**TASK DETAILS**:
Count how many lines in the material below hold the word "Windenergie"; the reply is that number alone.
━━━ INPUT DATA
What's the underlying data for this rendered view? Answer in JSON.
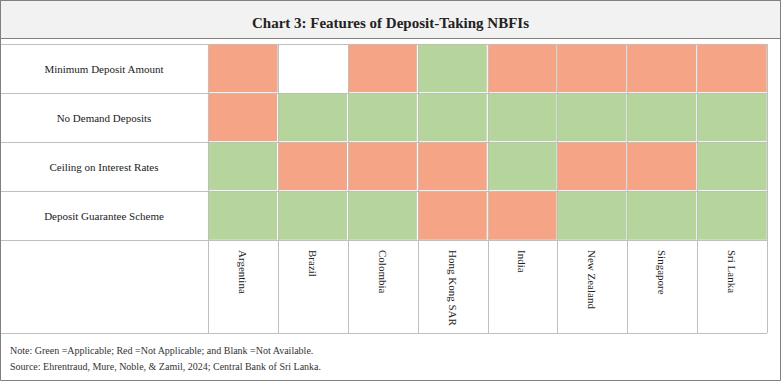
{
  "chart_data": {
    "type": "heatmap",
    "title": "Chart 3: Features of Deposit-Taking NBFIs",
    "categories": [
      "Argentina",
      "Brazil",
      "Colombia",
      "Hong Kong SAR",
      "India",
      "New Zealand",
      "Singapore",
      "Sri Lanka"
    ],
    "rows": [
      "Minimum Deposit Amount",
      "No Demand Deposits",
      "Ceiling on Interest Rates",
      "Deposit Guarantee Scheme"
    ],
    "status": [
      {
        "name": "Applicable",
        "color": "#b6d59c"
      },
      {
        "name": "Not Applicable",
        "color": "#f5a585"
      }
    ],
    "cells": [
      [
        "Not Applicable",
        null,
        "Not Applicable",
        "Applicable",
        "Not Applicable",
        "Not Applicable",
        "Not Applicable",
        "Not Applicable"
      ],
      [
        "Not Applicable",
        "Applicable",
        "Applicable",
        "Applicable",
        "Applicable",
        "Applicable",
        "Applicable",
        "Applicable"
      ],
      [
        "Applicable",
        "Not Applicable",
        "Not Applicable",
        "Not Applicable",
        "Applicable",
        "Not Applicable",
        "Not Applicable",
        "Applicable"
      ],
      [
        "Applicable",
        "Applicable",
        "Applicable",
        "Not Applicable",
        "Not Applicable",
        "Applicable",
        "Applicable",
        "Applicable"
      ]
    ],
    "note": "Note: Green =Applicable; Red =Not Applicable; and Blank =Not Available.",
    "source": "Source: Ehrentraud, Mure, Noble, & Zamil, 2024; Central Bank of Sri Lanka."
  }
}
━━━━━━
━━━ INPUT DATA
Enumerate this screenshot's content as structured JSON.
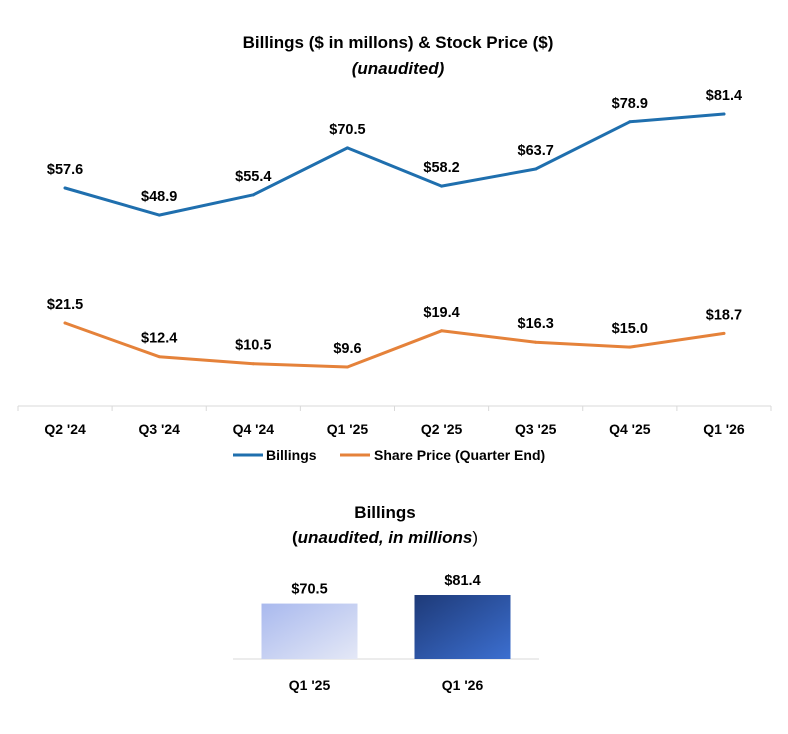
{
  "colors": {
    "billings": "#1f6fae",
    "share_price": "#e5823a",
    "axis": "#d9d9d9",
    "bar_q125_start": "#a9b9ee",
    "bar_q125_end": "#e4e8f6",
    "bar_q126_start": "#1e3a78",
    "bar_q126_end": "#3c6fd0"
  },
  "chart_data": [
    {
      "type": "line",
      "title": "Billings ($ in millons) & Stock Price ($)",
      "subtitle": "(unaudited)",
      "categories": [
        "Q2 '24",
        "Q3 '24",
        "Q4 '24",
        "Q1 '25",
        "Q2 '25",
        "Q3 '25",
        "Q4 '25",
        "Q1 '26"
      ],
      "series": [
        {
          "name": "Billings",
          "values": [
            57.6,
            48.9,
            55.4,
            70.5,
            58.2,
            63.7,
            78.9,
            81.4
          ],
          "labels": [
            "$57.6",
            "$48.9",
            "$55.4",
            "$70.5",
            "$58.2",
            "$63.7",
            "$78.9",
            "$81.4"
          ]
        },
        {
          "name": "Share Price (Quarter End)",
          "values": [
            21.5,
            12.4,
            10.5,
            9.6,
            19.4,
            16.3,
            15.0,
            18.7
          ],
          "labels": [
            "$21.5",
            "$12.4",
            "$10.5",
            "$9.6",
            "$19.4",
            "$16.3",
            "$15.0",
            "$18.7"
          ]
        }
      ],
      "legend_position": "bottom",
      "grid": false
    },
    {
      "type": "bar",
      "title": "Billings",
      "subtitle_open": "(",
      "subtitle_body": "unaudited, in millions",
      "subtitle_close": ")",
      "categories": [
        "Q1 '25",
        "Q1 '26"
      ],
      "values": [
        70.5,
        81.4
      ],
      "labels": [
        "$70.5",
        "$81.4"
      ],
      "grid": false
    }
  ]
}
━━━━━━
━━━ INPUT DATA
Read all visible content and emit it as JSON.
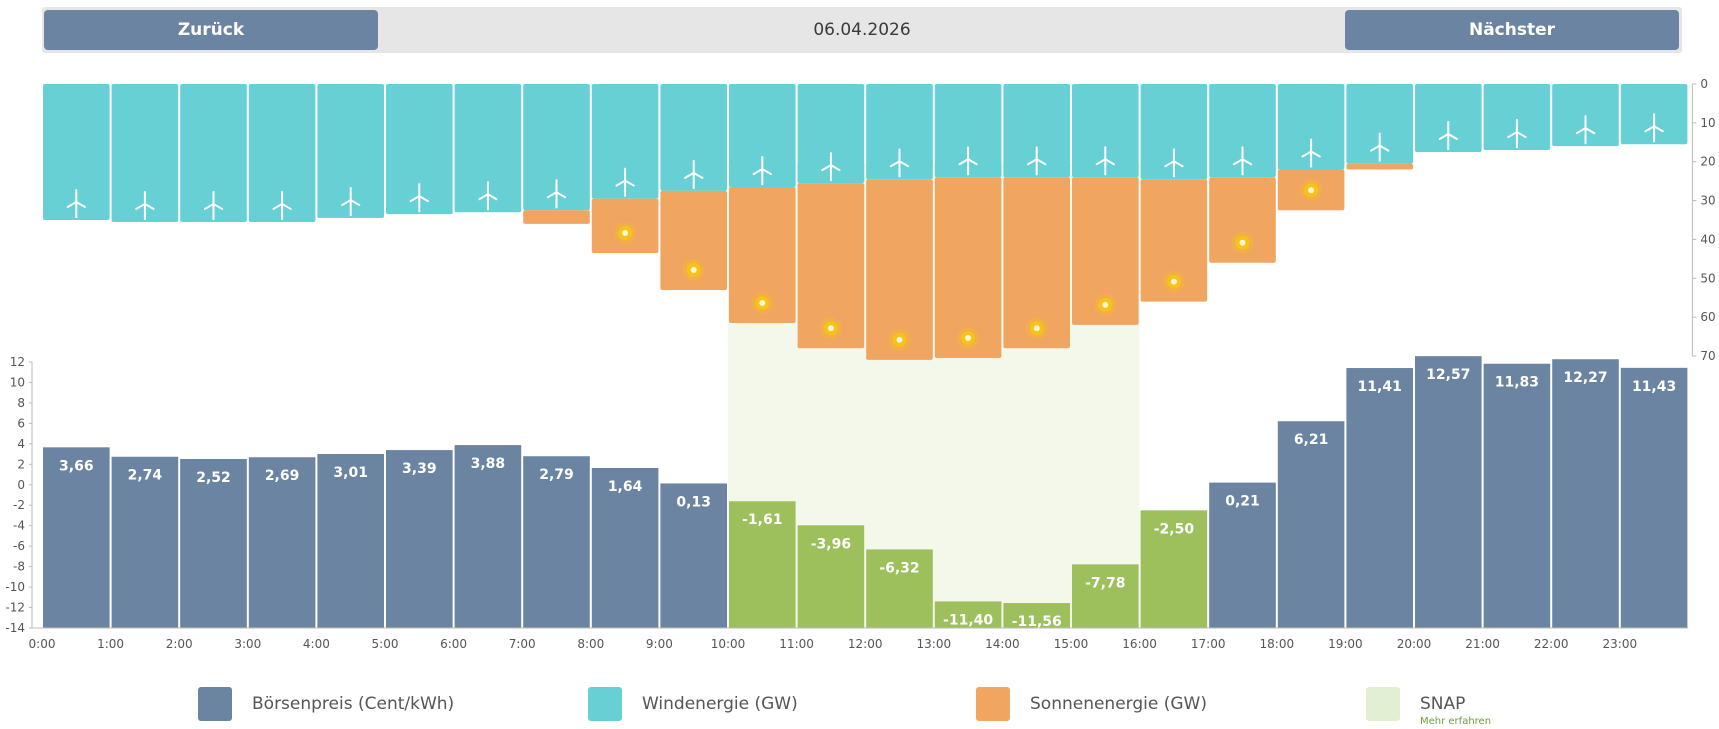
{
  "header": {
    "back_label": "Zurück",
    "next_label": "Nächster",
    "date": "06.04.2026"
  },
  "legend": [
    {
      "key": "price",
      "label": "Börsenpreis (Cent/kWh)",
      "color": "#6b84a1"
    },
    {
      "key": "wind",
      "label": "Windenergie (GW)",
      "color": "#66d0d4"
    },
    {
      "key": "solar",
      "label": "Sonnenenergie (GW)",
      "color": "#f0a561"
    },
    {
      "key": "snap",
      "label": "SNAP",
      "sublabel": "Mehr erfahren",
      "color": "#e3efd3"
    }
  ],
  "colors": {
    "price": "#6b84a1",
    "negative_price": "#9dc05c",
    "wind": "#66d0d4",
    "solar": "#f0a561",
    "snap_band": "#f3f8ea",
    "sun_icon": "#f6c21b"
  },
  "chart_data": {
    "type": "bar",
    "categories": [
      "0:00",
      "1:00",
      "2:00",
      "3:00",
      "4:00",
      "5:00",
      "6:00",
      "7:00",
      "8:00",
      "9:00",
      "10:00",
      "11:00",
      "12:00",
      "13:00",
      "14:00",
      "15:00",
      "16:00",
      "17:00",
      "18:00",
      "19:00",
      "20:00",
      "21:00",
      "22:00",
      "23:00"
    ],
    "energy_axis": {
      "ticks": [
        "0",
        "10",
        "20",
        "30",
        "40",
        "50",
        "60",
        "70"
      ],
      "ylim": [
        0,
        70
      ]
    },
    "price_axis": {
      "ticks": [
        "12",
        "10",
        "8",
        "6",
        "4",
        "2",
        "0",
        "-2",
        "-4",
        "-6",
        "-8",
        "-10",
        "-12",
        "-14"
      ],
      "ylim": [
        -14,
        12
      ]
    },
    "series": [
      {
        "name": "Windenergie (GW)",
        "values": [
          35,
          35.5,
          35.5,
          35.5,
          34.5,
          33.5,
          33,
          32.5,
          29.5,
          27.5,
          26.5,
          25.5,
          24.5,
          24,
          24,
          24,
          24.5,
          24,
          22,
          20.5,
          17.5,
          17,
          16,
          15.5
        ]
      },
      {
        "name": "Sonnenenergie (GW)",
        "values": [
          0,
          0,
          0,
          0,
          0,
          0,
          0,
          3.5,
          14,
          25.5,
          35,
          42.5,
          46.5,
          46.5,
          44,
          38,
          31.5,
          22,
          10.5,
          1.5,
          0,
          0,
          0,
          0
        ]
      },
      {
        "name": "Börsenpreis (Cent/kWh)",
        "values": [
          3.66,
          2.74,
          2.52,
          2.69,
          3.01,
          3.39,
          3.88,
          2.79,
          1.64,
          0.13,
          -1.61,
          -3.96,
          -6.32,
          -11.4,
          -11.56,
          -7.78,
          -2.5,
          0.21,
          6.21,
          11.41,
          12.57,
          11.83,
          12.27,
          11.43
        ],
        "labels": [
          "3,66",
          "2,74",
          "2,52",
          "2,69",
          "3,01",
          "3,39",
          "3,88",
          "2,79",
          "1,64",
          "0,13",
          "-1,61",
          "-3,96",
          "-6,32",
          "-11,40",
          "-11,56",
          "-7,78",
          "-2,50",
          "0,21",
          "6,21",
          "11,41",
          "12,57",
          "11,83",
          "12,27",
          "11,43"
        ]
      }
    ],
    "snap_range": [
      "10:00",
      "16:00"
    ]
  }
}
━━━━━━
**COMPLETE OUTPUT**:
2